((

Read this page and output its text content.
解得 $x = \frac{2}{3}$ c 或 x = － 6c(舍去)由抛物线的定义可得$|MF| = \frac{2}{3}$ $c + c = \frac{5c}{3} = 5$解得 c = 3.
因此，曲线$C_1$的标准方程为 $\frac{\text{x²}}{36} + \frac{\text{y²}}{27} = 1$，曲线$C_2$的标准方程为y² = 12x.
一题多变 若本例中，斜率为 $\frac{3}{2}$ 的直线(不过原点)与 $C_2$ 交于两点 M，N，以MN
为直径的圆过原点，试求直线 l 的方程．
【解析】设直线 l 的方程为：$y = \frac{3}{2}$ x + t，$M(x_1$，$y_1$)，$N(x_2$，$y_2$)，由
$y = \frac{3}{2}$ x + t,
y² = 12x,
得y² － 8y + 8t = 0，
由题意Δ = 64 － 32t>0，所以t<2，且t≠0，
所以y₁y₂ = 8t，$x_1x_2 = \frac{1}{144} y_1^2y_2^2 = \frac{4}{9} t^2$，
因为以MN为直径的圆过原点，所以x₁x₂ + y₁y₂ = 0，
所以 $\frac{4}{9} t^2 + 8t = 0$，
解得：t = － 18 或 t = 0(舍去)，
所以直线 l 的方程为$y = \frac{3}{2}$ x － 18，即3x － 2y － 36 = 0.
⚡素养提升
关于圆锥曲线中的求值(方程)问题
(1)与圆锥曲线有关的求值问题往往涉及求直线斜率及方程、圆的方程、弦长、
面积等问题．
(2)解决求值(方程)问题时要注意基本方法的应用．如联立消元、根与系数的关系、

))

Give only the number of lines in the data that hold the word "text".

2